● REQUEST
Pull out every line from the listing that has the word "this".

--*--

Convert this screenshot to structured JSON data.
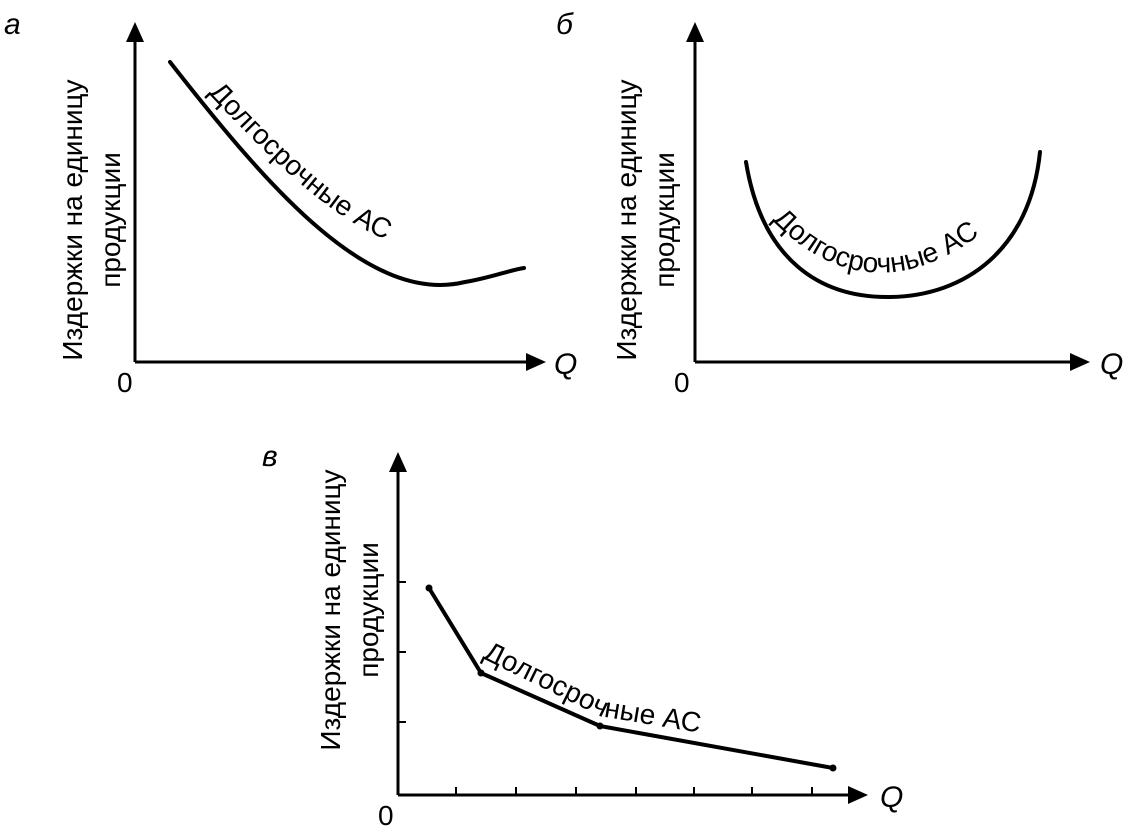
{
  "panels": {
    "a": {
      "letter": "а",
      "y_label_line1": "Издержки на единицу",
      "y_label_line2": "продукции",
      "origin": "0",
      "x_label": "Q",
      "curve_label": "Долгосрочные АС"
    },
    "b": {
      "letter": "б",
      "y_label_line1": "Издержки на единицу",
      "y_label_line2": "продукции",
      "origin": "0",
      "x_label": "Q",
      "curve_label": "Долгосрочные АС"
    },
    "c": {
      "letter": "в",
      "y_label_line1": "Издержки на единицу",
      "y_label_line2": "продукции",
      "origin": "0",
      "x_label": "Q",
      "curve_label": "Долгосрочные АС"
    }
  }
}
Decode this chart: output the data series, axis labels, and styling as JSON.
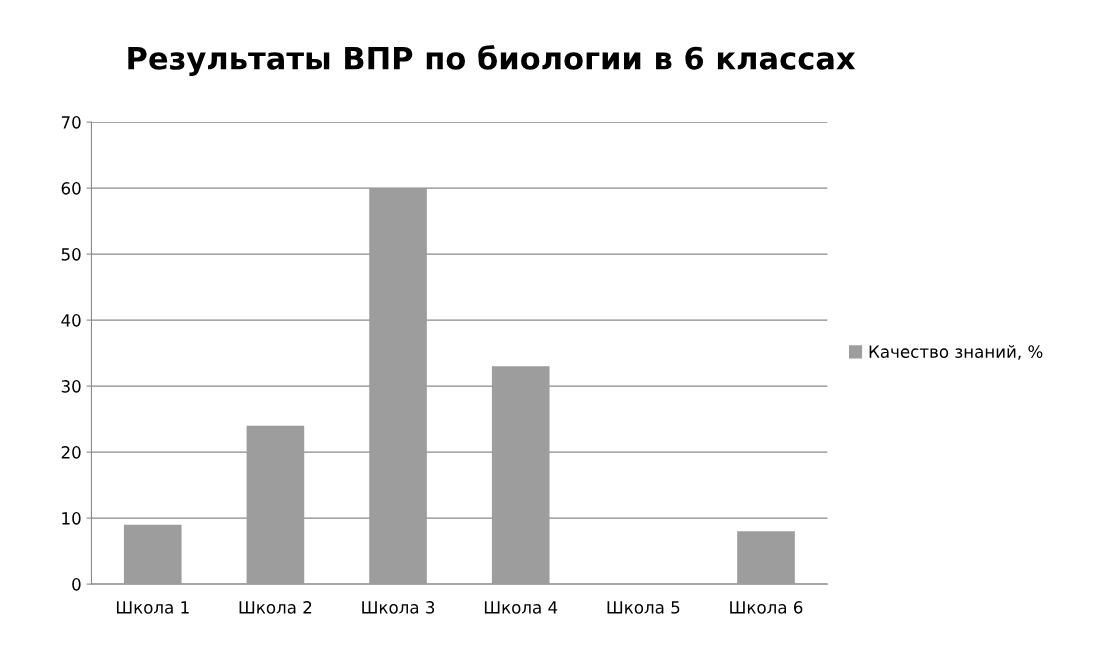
{
  "chart_data": {
    "type": "bar",
    "title": "Результаты ВПР по биологии в 6 классах",
    "categories": [
      "Школа 1",
      "Школа 2",
      "Школа 3",
      "Школа 4",
      "Школа 5",
      "Школа 6"
    ],
    "series": [
      {
        "name": "Качество знаний, %",
        "color": "#9d9d9d",
        "values": [
          9,
          24,
          60,
          33,
          null,
          8
        ]
      }
    ],
    "ylim": [
      0,
      70
    ],
    "yticks": [
      0,
      10,
      20,
      30,
      40,
      50,
      60,
      70
    ],
    "grid": "y",
    "legend": "right"
  }
}
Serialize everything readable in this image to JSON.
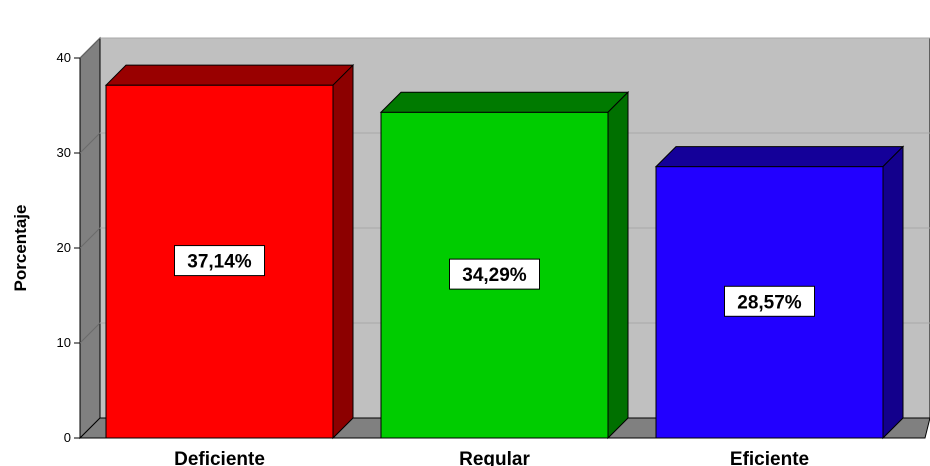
{
  "chart_data": {
    "type": "bar",
    "categories": [
      "Deficiente",
      "Regular",
      "Eficiente"
    ],
    "values": [
      37.14,
      34.29,
      28.57
    ],
    "data_labels": [
      "37,14%",
      "34,29%",
      "28,57%"
    ],
    "colors": [
      "#ff0000",
      "#00cc00",
      "#2200ff"
    ],
    "ylabel": "Porcentaje",
    "xlabel": "",
    "ylim": [
      0,
      40
    ],
    "yticks": [
      0,
      10,
      20,
      30,
      40
    ],
    "yticklabels": [
      "0",
      "10",
      "20",
      "30",
      "40"
    ],
    "grid": true,
    "style": "3d",
    "backwall_color": "#c0c0c0"
  }
}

--*--

● TASK RESPONSE
Convert this screenshot to structured JSON data.
Decode this chart: output the data series, axis labels, and styling as JSON.
Serialize everything readable in this image to JSON.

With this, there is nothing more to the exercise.